::: Zu lesender Auszug

Großzügige Reisekasse: 14,5 Milliarden Euro für junge Europäer

Möglich wird das mit Hilfe von 14,5 Milliarden Euro, die im Zeitraum von 2014 bis 2020 bereitgestellt werden. Die bisherigen Förderprogramme Erasmus, Comenius und Leonardo da Vinci bleiben in ihrer Grundform zwar bestehen, werden nun aber also im Rahmen von Erasmus+ unter einem Dach zusammengefasst. Das gilt auch für alle anderen internationalen EU-Hochschulprogramme, wie Erasmus Mundus, das Hochschulpartnerschaften mit Drittländern fördert. "Das neue Programm will nicht nur Maßnahmen in den Bildungsbereichen Schule, Studium und Ausbildung fördern, sondern auch bereichsübergreifende Projekte", erklärte Dr. Siegbert Wuttig, der Leiter der Nationalen Agentur für EU-Hochschulzusammenarbeit im Deutschen Akademischen Austauschdienst (DAAD), im Sommer, als die Erasmus+-Pläne erstmals einer breiteren Öffentlichkeit vorgestellt wurden.

Mit Erasmus+ gegen die Jugendarbeitslosigkeit angehen

Erasmus+ wird drei große Aktionslinien haben: Mobilität, Partnerschaften und Politikunterstützung. Förderschwerpunkt ist der Bereich Mobilität, denn damit hofft die EU die steigende Jugendarbeitslosigkeit zu bekämpfen, die momentan als eines der dringlichsten europäischen Probleme gilt. "Das neue Programm wird deshalb auch dazu beitragen, dass junge Europäer zusätzliche Kompetenzen und Qualifikationen im Ausland erwerben und damit ihre Beschäftigungschancen verbessern", so Siegbert Wuttig.

Junge Demonstranten sitzen auf einem Platz in Madrid (Foto: dpa)

::::::

Schreiben Sie bitte aus dem Auszug über Erasmus+ den Abschnitt von „Erasmus+ wird drei“ bis einschließlich „Madrid (Foto: dpa)“ wortgetreu ab. Die Datensätze haben mit dem Auszug über Erasmus+ nichts zu tun.

::: Vorliegende Angaben

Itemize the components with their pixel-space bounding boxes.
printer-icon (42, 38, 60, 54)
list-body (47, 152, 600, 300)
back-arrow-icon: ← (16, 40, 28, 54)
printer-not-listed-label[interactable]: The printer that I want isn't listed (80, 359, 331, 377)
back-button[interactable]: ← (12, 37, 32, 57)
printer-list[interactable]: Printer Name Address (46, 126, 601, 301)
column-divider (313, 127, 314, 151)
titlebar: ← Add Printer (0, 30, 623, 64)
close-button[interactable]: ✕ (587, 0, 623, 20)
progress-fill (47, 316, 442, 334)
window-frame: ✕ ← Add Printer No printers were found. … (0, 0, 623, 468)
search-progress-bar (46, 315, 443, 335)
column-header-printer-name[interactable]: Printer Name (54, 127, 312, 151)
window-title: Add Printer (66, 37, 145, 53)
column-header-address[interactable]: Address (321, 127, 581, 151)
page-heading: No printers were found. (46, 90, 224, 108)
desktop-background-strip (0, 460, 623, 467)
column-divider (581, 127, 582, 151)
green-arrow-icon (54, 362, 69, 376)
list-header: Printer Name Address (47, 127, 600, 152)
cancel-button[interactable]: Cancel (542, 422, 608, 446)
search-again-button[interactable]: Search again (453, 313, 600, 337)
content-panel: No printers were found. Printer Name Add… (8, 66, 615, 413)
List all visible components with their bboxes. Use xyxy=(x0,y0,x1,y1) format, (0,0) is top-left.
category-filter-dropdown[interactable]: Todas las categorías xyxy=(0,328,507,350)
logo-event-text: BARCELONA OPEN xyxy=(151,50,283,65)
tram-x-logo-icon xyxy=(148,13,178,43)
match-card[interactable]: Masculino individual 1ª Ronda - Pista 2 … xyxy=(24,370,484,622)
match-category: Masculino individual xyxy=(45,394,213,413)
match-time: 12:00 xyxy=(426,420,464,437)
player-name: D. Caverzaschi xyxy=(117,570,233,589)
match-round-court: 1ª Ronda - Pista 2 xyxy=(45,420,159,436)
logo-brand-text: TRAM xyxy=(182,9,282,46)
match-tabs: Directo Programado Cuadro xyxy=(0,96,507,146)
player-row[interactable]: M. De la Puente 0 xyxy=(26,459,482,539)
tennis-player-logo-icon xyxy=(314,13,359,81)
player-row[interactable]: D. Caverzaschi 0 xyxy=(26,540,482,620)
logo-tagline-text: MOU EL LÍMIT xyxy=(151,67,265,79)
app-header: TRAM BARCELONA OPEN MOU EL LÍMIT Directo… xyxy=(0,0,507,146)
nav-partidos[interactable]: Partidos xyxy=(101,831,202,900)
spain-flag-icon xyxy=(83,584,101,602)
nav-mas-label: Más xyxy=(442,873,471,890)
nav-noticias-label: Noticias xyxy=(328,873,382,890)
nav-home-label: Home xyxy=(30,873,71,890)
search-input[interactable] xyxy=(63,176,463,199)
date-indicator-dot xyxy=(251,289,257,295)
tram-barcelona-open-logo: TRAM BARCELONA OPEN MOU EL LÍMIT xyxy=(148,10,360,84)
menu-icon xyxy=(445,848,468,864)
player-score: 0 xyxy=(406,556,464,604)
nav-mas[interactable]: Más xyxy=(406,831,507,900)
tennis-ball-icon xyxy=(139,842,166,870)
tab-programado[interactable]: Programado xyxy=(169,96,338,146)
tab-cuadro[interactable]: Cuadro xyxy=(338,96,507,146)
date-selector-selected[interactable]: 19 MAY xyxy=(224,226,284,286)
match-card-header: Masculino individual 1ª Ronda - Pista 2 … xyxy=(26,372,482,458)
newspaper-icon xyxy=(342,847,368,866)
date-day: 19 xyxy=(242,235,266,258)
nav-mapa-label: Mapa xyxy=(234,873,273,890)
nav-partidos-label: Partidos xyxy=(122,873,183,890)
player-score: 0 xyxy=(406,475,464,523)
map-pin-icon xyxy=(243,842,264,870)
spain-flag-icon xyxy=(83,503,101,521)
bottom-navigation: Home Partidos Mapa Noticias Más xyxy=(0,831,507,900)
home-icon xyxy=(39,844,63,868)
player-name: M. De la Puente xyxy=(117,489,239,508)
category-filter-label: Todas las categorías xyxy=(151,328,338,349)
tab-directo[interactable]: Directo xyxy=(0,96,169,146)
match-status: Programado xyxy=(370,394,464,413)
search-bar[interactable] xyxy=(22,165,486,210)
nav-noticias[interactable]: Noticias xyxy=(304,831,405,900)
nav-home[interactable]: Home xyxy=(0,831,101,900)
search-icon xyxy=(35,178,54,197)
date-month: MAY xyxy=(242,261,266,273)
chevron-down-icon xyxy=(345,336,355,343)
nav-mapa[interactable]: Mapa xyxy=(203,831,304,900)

::::::

> **Lösung**
Erasmus+ wird drei große Aktionslinien haben: Mobilität, Partnerschaften und Politikunterstützung. Förderschwerpunkt ist der Bereich Mobilität, denn damit hofft die EU die steigende Jugendarbeitslosigkeit zu bekämpfen, die momentan als eines der dringlichsten europäischen Probleme gilt. "Das neue Programm wird deshalb auch dazu beitragen, dass junge Europäer zusätzliche Kompetenzen und Qualifikationen im Ausland erwerben und damit ihre Beschäftigungschancen verbessern", so Siegbert Wuttig.

Junge Demonstranten sitzen auf einem Platz in Madrid (Foto: dpa)